**STATED PROBLEM**
Wherever the word "Distribution" appears in a line, extract that line.
++++
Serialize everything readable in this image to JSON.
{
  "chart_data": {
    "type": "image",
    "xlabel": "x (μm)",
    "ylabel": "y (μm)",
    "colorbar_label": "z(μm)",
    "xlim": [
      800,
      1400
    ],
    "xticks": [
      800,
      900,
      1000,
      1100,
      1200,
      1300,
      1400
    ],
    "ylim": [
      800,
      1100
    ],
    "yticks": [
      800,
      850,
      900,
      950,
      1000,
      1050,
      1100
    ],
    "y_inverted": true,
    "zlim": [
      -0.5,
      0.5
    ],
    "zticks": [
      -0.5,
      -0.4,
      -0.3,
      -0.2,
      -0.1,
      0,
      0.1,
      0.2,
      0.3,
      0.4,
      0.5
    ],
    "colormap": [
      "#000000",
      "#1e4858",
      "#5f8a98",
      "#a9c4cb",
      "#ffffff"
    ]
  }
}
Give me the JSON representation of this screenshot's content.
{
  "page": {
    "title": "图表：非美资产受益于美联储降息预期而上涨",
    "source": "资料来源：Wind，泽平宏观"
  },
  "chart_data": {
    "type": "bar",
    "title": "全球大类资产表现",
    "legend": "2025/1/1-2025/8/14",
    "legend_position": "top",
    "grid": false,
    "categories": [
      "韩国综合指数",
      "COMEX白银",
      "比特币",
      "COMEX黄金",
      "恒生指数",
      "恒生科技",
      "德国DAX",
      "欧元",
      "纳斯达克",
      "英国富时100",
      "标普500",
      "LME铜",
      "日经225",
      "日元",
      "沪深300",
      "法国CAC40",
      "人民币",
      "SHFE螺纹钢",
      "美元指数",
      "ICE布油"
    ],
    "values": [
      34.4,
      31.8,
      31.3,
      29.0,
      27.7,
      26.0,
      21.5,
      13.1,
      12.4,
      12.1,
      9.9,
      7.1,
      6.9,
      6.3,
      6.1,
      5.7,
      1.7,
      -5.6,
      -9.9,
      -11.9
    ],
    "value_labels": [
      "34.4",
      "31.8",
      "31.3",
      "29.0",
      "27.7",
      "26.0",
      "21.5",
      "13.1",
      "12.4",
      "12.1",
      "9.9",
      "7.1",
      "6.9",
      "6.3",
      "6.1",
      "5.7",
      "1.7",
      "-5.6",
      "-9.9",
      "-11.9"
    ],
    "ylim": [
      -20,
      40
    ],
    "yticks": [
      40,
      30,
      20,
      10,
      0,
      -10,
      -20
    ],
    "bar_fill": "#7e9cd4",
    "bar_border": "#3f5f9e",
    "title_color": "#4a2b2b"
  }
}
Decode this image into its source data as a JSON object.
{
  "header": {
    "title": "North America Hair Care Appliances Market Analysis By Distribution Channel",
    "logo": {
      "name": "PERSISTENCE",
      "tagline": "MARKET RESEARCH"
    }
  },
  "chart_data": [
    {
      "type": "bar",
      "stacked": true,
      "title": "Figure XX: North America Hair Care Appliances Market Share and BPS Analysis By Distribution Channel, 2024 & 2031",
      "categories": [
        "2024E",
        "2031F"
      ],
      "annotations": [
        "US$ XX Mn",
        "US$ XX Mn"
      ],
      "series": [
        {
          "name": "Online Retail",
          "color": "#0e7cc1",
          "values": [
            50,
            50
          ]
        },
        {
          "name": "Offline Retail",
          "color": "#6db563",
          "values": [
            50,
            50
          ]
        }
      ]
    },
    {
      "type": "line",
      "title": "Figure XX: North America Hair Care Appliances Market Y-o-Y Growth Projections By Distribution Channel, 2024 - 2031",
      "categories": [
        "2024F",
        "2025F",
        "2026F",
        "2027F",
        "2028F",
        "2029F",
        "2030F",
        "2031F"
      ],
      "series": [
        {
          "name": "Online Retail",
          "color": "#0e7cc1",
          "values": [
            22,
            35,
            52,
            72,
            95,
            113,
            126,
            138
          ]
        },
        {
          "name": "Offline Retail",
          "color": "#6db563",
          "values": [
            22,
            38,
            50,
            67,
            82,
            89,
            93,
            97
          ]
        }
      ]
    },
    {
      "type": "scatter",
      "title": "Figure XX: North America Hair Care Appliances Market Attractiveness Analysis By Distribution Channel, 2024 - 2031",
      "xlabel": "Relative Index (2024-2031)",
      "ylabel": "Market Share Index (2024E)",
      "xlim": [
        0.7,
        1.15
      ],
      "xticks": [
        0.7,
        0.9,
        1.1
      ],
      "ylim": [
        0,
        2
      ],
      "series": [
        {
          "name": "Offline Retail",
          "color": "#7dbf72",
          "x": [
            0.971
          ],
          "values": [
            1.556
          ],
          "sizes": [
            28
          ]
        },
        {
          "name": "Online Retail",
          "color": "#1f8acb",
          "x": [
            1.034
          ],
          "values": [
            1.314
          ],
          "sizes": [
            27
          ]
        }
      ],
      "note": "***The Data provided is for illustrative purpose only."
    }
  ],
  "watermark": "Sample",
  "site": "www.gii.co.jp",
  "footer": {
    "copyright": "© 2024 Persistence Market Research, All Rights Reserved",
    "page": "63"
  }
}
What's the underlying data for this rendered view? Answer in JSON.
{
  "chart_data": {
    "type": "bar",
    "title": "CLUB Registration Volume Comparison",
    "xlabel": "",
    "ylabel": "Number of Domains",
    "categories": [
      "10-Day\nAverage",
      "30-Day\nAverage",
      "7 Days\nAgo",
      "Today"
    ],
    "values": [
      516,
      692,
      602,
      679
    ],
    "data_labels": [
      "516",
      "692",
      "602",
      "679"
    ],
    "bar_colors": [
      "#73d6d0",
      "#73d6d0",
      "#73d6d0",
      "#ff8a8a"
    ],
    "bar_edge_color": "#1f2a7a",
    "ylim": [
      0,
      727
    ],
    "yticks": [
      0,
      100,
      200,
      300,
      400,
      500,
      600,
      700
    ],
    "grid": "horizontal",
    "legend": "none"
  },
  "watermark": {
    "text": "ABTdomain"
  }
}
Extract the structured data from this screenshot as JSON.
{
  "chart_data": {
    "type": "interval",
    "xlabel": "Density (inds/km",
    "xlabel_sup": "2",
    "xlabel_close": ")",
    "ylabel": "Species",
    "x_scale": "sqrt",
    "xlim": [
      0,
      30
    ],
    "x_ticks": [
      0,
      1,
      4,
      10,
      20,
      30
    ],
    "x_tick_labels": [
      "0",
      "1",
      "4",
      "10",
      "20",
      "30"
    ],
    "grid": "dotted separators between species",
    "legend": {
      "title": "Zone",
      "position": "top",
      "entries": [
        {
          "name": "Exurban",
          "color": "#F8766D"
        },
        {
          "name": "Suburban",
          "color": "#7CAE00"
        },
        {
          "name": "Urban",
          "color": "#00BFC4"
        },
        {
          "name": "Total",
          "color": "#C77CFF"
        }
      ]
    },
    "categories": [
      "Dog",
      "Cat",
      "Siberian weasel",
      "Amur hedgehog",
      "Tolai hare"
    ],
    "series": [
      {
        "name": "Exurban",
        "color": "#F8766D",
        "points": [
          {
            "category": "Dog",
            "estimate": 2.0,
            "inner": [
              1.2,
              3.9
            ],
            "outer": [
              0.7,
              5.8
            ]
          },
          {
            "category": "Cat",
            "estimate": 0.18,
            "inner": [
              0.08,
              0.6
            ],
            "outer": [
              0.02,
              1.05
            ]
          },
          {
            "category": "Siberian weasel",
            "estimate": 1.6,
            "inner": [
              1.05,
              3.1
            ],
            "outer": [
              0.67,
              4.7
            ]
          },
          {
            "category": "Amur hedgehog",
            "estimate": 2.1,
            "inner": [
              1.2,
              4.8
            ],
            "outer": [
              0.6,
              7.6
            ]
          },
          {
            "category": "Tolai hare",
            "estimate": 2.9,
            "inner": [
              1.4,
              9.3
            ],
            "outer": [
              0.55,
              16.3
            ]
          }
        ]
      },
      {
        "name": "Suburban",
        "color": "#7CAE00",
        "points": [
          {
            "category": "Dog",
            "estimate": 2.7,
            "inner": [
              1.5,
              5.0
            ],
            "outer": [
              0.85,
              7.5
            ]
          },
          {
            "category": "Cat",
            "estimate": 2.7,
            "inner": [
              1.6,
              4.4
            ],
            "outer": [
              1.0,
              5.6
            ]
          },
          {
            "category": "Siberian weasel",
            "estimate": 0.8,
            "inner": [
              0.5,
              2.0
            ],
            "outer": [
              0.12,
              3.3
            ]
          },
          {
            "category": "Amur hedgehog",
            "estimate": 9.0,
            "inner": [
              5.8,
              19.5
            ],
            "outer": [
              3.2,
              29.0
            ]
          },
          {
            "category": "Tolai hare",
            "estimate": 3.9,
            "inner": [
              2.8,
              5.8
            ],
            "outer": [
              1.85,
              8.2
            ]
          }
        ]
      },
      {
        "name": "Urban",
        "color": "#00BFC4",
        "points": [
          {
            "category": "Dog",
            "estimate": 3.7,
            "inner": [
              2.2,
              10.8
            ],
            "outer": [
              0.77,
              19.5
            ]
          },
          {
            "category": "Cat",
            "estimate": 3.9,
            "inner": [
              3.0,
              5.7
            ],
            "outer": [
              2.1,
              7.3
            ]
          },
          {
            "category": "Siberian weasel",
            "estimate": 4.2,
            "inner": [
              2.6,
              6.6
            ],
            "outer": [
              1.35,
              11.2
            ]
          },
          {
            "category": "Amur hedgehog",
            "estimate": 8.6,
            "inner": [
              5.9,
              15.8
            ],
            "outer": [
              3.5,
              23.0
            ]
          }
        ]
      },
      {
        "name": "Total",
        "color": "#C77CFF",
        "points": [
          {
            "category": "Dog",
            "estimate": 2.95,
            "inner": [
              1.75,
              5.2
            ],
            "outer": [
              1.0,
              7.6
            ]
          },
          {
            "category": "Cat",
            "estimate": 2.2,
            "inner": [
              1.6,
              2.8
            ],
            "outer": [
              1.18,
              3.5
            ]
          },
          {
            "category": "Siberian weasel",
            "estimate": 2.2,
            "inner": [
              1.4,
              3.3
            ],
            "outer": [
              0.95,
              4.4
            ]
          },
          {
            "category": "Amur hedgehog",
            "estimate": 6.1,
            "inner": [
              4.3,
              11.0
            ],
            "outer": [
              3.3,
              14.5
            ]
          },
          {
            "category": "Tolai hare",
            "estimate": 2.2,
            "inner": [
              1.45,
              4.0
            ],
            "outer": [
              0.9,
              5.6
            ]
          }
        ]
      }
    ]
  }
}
++++
**RESPONSE FOR THIS EXERCISE**
    "title": "North America Hair Care Appliances Market Analysis By Distribution Channel",
      "title": "Figure XX: North America Hair Care Appliances Market Share and BPS Analysis By Distribution Channel, 2024 & 2031",
      "title": "Figure XX: North America Hair Care Appliances Market Y-o-Y Growth Projections By Distribution Channel, 2024 - 2031",
      "title": "Figure XX: North America Hair Care Appliances Market Attractiveness Analysis By Distribution Channel, 2024 - 2031",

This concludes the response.